TO DO → Omit all pictures and give the records below again exactly as written.

DATA SHOWN →
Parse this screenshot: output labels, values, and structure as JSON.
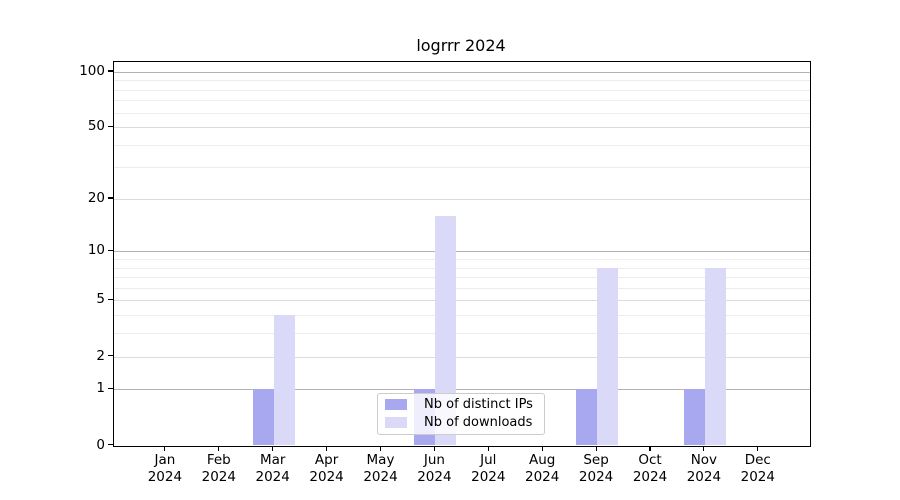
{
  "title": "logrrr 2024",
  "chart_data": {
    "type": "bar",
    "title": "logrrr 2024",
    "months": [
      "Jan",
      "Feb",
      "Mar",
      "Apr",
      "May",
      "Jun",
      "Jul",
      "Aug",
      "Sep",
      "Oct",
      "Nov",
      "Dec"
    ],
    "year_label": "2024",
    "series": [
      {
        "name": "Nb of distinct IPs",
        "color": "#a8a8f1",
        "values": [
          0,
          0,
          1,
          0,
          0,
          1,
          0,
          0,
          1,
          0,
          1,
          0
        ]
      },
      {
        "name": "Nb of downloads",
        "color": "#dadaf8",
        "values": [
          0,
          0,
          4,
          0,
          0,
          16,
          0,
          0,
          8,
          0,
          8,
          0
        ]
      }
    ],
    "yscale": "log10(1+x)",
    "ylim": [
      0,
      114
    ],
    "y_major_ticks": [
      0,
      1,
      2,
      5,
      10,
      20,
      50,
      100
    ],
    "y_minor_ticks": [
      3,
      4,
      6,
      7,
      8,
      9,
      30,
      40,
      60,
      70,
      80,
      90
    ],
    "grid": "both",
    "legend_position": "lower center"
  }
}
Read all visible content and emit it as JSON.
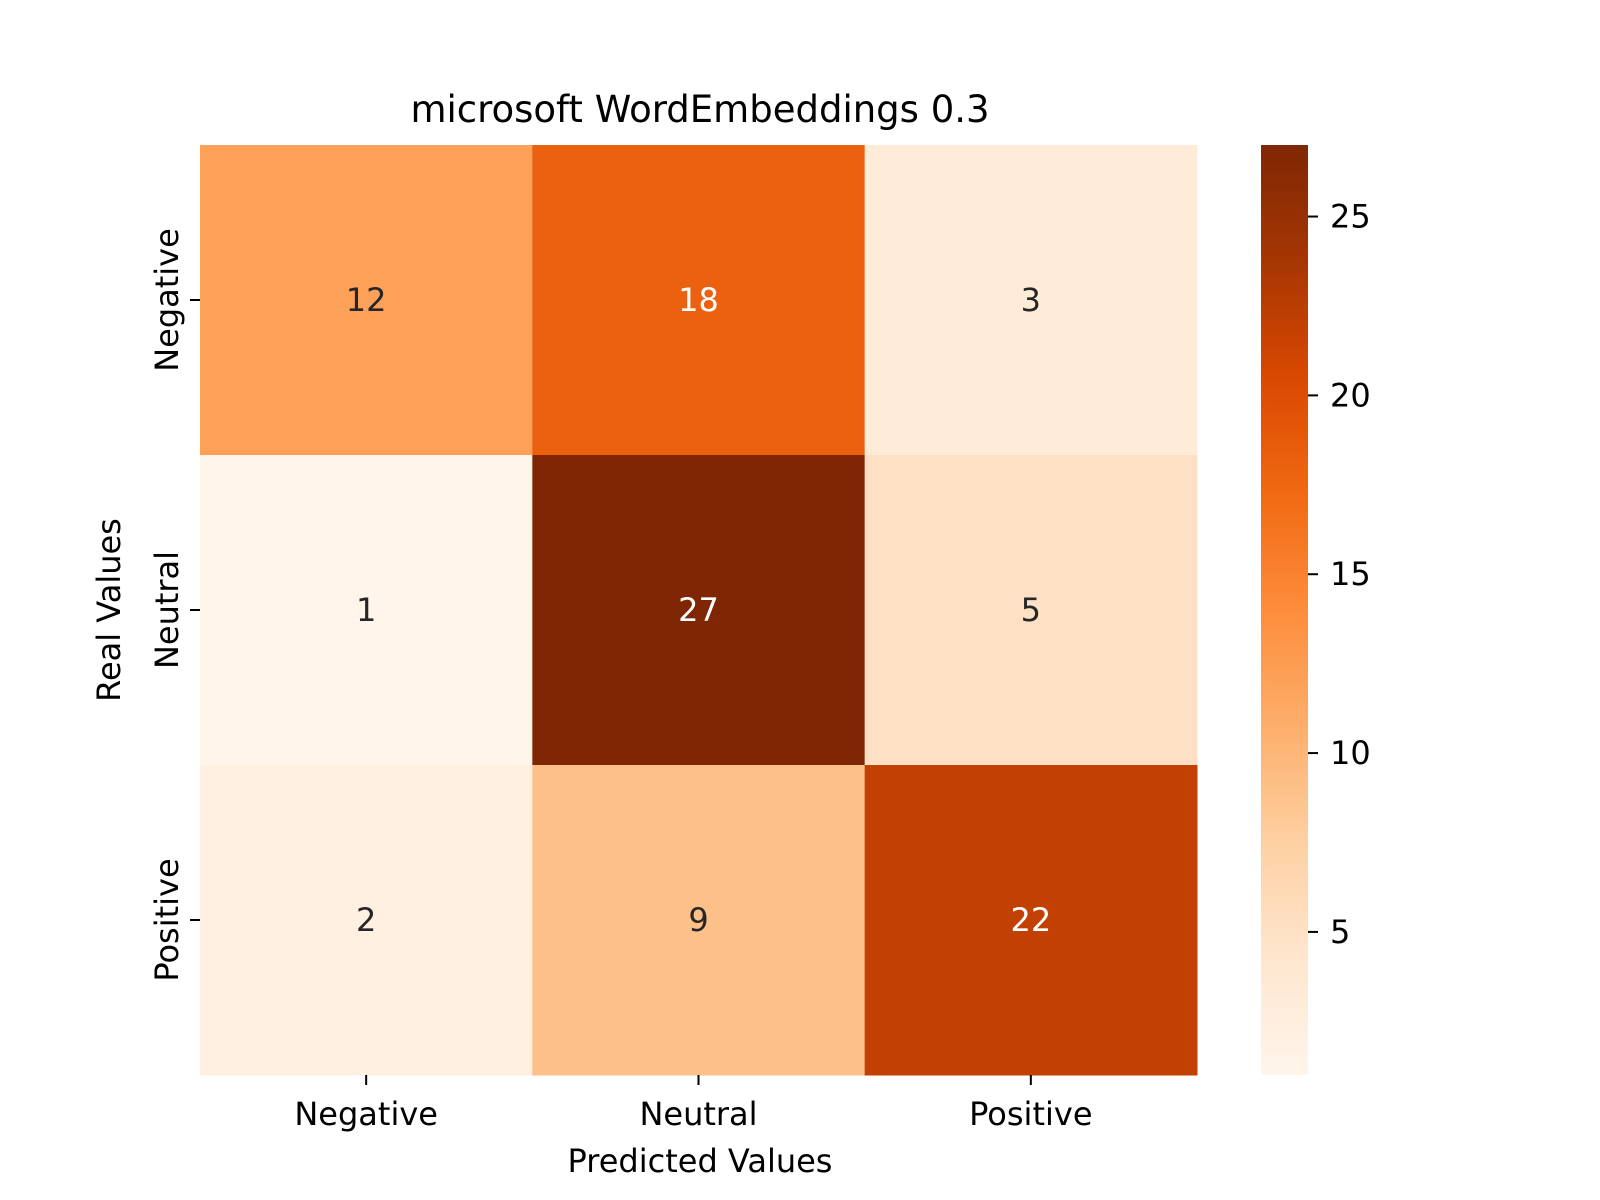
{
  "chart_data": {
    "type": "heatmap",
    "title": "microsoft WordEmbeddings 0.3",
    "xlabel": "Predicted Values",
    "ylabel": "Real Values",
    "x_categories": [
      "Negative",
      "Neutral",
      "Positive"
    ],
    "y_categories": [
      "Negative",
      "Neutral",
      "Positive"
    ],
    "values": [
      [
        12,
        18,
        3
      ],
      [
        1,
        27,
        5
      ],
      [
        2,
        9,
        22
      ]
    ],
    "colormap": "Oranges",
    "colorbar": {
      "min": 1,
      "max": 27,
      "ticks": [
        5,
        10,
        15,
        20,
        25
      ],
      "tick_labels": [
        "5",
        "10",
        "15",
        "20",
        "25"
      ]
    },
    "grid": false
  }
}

RESULT →
Parse this screenshot: output labels, values, and structure as JSON.
{
  "title": "logrrr 2024",
  "chart_data": {
    "type": "bar",
    "title": "logrrr 2024",
    "months": [
      "Jan",
      "Feb",
      "Mar",
      "Apr",
      "May",
      "Jun",
      "Jul",
      "Aug",
      "Sep",
      "Oct",
      "Nov",
      "Dec"
    ],
    "year_label": "2024",
    "series": [
      {
        "name": "Nb of distinct IPs",
        "color": "#a8a8f1",
        "values": [
          0,
          0,
          1,
          0,
          0,
          1,
          0,
          0,
          1,
          0,
          1,
          0
        ]
      },
      {
        "name": "Nb of downloads",
        "color": "#dadaf8",
        "values": [
          0,
          0,
          4,
          0,
          0,
          16,
          0,
          0,
          8,
          0,
          8,
          0
        ]
      }
    ],
    "yscale": "log10(1+x)",
    "ylim": [
      0,
      114
    ],
    "y_major_ticks": [
      0,
      1,
      2,
      5,
      10,
      20,
      50,
      100
    ],
    "y_minor_ticks": [
      3,
      4,
      6,
      7,
      8,
      9,
      30,
      40,
      60,
      70,
      80,
      90
    ],
    "grid": "both",
    "legend_position": "lower center"
  }
}
Read all visible content and emit it as JSON.
{
  "chart_data": {
    "type": "heatmap",
    "title": "microsoft WordEmbeddings 0.3",
    "xlabel": "Predicted Values",
    "ylabel": "Real Values",
    "x_categories": [
      "Negative",
      "Neutral",
      "Positive"
    ],
    "y_categories": [
      "Negative",
      "Neutral",
      "Positive"
    ],
    "values": [
      [
        12,
        18,
        3
      ],
      [
        1,
        27,
        5
      ],
      [
        2,
        9,
        22
      ]
    ],
    "colormap": "Oranges",
    "colorbar": {
      "min": 1,
      "max": 27,
      "ticks": [
        5,
        10,
        15,
        20,
        25
      ],
      "tick_labels": [
        "5",
        "10",
        "15",
        "20",
        "25"
      ]
    },
    "grid": false
  }
}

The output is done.